- [TASK PROMPT] From the listing below, pull each line that includes "ylabel".

- [RECORDS SHOWN]

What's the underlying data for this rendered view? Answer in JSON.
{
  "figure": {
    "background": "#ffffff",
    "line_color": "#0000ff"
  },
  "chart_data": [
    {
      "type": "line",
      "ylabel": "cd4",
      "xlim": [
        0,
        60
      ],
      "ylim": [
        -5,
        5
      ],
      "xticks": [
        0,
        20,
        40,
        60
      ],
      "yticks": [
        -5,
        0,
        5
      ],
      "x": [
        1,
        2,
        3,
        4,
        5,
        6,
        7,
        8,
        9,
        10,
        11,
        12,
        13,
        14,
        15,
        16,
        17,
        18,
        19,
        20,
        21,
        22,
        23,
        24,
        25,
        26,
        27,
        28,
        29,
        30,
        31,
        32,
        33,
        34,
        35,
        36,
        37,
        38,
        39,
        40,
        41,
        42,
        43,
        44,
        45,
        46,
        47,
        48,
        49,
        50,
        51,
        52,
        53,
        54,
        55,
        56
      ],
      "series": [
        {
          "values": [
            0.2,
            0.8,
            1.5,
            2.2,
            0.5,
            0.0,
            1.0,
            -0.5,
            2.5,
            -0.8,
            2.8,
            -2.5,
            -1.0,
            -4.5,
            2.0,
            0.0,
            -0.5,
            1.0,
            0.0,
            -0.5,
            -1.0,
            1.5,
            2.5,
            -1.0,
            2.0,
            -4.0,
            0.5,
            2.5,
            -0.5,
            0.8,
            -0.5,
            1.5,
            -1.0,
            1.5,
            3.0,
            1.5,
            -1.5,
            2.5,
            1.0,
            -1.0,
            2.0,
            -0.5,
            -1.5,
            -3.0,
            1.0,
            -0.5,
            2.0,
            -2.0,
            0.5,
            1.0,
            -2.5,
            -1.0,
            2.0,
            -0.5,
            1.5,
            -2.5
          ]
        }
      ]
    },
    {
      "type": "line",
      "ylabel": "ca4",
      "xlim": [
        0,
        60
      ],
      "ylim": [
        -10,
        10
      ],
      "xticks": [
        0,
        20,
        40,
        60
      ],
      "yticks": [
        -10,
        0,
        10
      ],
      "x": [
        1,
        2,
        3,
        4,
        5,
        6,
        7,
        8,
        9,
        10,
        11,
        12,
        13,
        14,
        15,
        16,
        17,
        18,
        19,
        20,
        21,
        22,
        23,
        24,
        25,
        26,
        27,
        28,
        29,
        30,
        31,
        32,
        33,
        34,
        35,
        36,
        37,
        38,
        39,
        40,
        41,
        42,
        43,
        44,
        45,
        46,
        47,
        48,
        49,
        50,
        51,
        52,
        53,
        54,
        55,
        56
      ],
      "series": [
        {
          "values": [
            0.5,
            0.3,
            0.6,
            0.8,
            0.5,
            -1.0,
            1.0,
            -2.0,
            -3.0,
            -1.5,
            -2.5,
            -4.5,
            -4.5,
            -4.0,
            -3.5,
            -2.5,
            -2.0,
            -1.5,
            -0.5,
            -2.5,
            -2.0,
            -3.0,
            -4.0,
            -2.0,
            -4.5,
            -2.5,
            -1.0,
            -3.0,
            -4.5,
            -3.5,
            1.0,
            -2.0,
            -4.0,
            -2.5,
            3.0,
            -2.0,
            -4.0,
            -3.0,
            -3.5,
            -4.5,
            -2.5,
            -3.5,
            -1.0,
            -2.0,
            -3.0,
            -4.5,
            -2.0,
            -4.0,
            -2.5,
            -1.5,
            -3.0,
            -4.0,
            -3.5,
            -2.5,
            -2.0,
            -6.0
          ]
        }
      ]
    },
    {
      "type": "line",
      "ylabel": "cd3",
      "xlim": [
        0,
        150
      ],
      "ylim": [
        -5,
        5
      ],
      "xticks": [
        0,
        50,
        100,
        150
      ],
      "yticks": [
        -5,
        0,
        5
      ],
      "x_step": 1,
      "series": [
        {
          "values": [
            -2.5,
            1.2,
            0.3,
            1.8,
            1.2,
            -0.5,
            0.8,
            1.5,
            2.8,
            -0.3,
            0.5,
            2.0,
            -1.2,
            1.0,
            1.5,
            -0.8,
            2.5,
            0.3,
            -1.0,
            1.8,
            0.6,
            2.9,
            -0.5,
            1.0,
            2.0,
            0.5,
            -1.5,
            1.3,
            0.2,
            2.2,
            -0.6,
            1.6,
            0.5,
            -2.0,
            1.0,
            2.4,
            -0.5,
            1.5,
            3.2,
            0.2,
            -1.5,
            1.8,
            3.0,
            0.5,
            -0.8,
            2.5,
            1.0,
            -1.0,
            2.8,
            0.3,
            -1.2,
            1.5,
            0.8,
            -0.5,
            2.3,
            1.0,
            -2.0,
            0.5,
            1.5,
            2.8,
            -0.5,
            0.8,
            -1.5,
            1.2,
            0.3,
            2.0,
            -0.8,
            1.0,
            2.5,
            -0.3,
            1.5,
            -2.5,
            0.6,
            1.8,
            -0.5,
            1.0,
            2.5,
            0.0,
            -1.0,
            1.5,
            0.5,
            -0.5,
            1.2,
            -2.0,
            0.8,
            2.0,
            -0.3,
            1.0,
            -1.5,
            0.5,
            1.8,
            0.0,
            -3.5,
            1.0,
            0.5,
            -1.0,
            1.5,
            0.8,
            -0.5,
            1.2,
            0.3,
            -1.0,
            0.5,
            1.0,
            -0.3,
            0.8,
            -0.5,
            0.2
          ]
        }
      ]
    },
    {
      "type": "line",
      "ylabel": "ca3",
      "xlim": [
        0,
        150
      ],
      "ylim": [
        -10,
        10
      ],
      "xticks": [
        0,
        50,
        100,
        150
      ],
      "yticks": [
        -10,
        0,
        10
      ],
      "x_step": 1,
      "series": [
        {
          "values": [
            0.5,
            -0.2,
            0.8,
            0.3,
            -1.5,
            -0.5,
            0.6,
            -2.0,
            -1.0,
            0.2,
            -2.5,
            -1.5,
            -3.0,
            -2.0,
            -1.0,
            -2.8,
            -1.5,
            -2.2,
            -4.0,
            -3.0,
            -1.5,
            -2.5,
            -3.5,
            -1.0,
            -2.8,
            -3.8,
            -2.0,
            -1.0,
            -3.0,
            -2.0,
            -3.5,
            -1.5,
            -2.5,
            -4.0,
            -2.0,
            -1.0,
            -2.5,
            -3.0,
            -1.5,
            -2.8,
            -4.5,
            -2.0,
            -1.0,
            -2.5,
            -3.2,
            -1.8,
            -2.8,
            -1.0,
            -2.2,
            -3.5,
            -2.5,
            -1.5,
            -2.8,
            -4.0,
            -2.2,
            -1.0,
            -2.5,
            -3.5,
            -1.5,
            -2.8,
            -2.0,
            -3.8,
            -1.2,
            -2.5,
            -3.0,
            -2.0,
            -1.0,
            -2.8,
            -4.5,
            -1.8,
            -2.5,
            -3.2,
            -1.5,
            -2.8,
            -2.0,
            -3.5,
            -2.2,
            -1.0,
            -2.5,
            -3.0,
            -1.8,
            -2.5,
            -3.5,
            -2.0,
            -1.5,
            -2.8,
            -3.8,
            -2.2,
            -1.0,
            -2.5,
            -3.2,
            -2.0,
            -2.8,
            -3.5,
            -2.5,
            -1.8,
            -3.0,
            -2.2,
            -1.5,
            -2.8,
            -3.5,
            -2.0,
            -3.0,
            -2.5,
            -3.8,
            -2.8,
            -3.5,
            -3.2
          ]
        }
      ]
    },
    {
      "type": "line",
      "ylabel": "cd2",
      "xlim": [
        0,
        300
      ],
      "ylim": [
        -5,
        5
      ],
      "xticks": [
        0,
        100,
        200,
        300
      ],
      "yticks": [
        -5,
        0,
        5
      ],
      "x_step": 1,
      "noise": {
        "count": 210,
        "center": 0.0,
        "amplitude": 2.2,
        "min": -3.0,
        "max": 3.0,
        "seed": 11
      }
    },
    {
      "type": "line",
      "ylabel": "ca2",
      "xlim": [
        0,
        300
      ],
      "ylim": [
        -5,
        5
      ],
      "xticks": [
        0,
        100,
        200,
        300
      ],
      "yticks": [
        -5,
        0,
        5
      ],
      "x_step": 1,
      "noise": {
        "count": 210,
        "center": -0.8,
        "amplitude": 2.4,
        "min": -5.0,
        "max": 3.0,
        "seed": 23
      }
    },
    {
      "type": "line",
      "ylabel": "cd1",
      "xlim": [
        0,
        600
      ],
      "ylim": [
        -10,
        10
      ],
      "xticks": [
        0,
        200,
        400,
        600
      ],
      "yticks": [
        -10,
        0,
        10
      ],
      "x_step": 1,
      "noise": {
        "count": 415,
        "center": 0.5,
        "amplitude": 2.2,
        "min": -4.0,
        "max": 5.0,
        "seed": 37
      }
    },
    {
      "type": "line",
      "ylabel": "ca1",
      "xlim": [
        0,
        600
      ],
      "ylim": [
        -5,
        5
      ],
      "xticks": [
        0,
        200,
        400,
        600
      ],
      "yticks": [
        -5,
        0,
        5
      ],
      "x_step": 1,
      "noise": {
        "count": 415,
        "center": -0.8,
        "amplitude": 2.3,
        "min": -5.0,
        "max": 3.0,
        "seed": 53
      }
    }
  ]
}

- [THE REPLY]
      "ylabel": "cd4",
      "ylabel": "ca4",
      "ylabel": "cd3",
      "ylabel": "ca3",
      "ylabel": "cd2",
      "ylabel": "ca2",
      "ylabel": "cd1",
      "ylabel": "ca1",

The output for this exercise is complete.